## Short problem
Copy out each line containing "Universidade" from the entries below.

## Information provided
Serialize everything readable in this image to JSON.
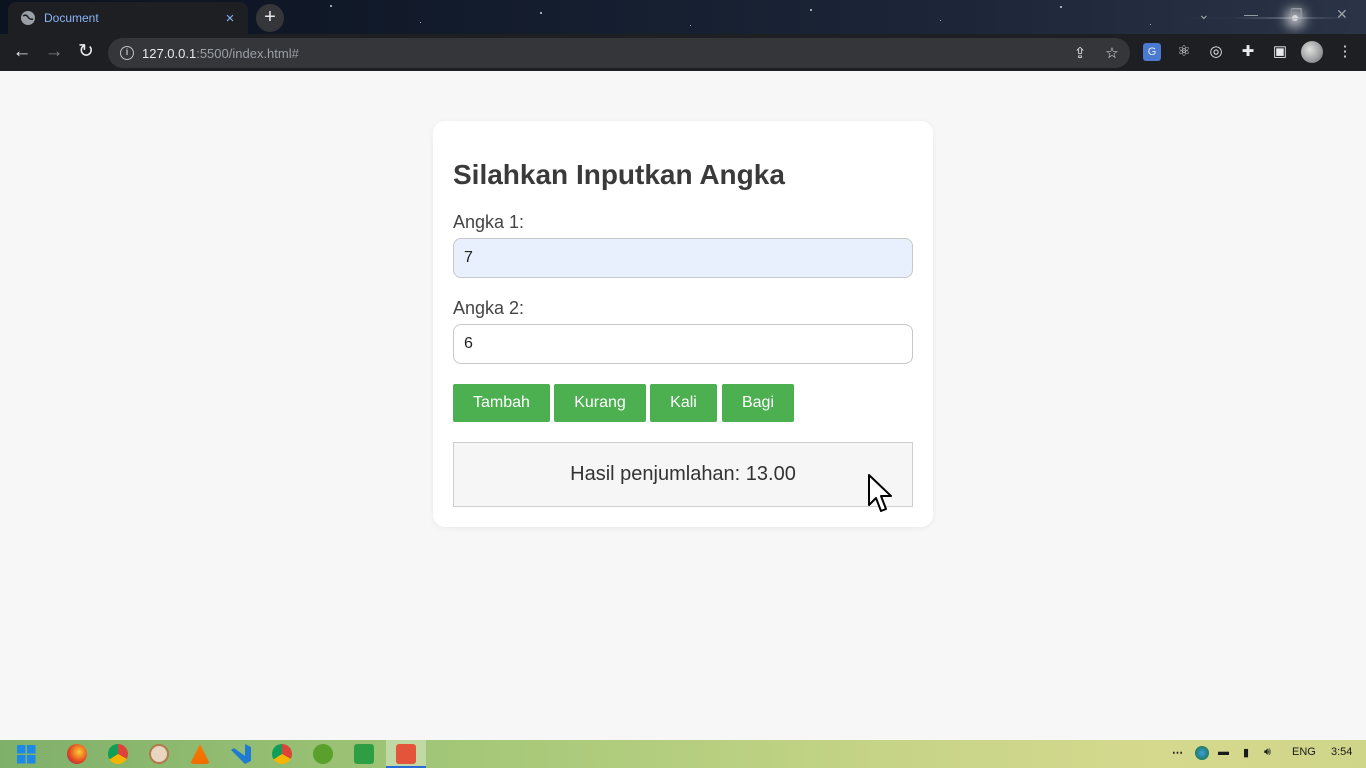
{
  "browser": {
    "tab_title": "Document",
    "tab_close": "×",
    "new_tab": "+",
    "url_host": "127.0.0.1",
    "url_rest": ":5500/index.html#"
  },
  "page": {
    "heading": "Silahkan Inputkan Angka",
    "angka1_label": "Angka 1:",
    "angka1_value": "7",
    "angka2_label": "Angka 2:",
    "angka2_value": "6",
    "buttons": {
      "tambah": "Tambah",
      "kurang": "Kurang",
      "kali": "Kali",
      "bagi": "Bagi"
    },
    "result": "Hasil penjumlahan: 13.00"
  },
  "taskbar": {
    "language": "ENG",
    "time": "3:54"
  },
  "colors": {
    "button_green": "#4caf50",
    "accent_blue": "#8ab4f8"
  }
}
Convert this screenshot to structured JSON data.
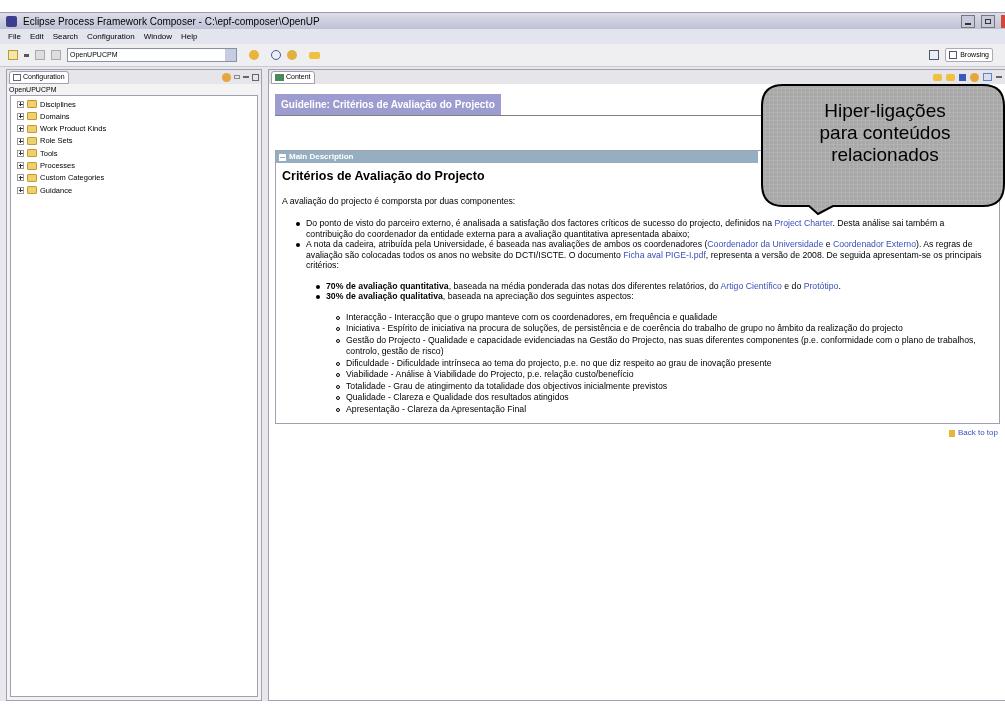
{
  "window": {
    "title": "Eclipse Process Framework Composer - C:\\epf-composer\\OpenUP"
  },
  "menu": [
    "File",
    "Edit",
    "Search",
    "Configuration",
    "Window",
    "Help"
  ],
  "toolbar": {
    "configuration_combo": "OpenUPUCPM",
    "perspective": "Browsing"
  },
  "configuration_view": {
    "tab": "Configuration",
    "name": "OpenUPUCPM",
    "tree": [
      {
        "label": "Disciplines",
        "expanded": false
      },
      {
        "label": "Domains",
        "expanded": false
      },
      {
        "label": "Work Product Kinds",
        "expanded": false
      },
      {
        "label": "Role Sets",
        "expanded": false
      },
      {
        "label": "Tools",
        "expanded": false
      },
      {
        "label": "Processes",
        "expanded": false
      },
      {
        "label": "Custom Categories",
        "expanded": false
      },
      {
        "label": "Guidance",
        "expanded": false
      }
    ]
  },
  "content_view": {
    "tab": "Content",
    "page_title": "Guideline: Critérios de Avaliação do Projecto",
    "section": {
      "title": "Main Description",
      "expanded": true,
      "heading": "Critérios de Avaliação do Projecto",
      "intro": "A avaliação do projecto é comporsta por duas componentes:",
      "items": [
        [
          {
            "kind": "text",
            "text": "Do ponto de visto do parceiro externo, é analisada a satisfação dos factores críticos de sucesso do projecto, definidos na "
          },
          {
            "kind": "link",
            "text": "Project Charter"
          },
          {
            "kind": "text",
            "text": ". Desta análise sai também a contribuição do coordenador da entidade externa para a avaliação quantitativa apresentada abaixo;"
          }
        ],
        [
          {
            "kind": "text",
            "text": "A nota da cadeira, atribuída pela Universidade, é baseada nas avaliações de ambos os coordenadores ("
          },
          {
            "kind": "link",
            "text": "Coordenador da Universidade"
          },
          {
            "kind": "text",
            "text": " e "
          },
          {
            "kind": "link",
            "text": "Coordenador Externo"
          },
          {
            "kind": "text",
            "text": "). As regras de avaliação são colocadas todos os anos no website do DCTI/ISCTE. O documento "
          },
          {
            "kind": "link",
            "text": "Ficha aval PIGE-I.pdf"
          },
          {
            "kind": "text",
            "text": ", representa a versão de 2008. De seguida apresentam-se os principais critérios:"
          }
        ]
      ],
      "criteria": [
        [
          {
            "kind": "bold",
            "text": "70% de avaliação quantitativa"
          },
          {
            "kind": "text",
            "text": ", baseada na média ponderada das notas dos diferentes relatórios, do "
          },
          {
            "kind": "link",
            "text": "Artigo Científico"
          },
          {
            "kind": "text",
            "text": " e do "
          },
          {
            "kind": "link",
            "text": "Protótipo"
          },
          {
            "kind": "text",
            "text": "."
          }
        ],
        [
          {
            "kind": "bold",
            "text": "30% de avaliação qualitativa"
          },
          {
            "kind": "text",
            "text": ", baseada na apreciação dos seguintes aspectos:"
          }
        ]
      ],
      "aspects": [
        "Interacção - Interacção que o grupo manteve com os coordenadores, em frequência e qualidade",
        "Iniciativa - Espírito de iniciativa na procura de soluções, de persistência e de coerência do trabalho de grupo no âmbito da realização do projecto",
        "Gestão do Projecto - Qualidade e capacidade evidenciadas na Gestão do Projecto, nas suas diferentes componentes (p.e. conformidade com o plano de trabalhos, controlo, gestão de risco)",
        "Dificuldade - Dificuldade intrínseca ao tema do projecto, p.e. no que diz respeito ao grau de inovação presente",
        "Viabilidade - Análise à Viabilidade do Projecto, p.e. relação custo/benefício",
        "Totalidade - Grau de atingimento da totalidade dos objectivos inicialmente previstos",
        "Qualidade - Clareza e Qualidade dos resultados atingidos",
        "Apresentação - Clareza da Apresentação Final"
      ]
    },
    "back_to_top": "Back to top"
  },
  "callout": {
    "text": "Hiper-ligações para conteúdos relacionados"
  }
}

## Written solution
            "text": "A nota da cadeira, atribuída pela Universidade, é baseada nas avaliações de ambos os coordenadores ("
            "text": "Coordenador da Universidade"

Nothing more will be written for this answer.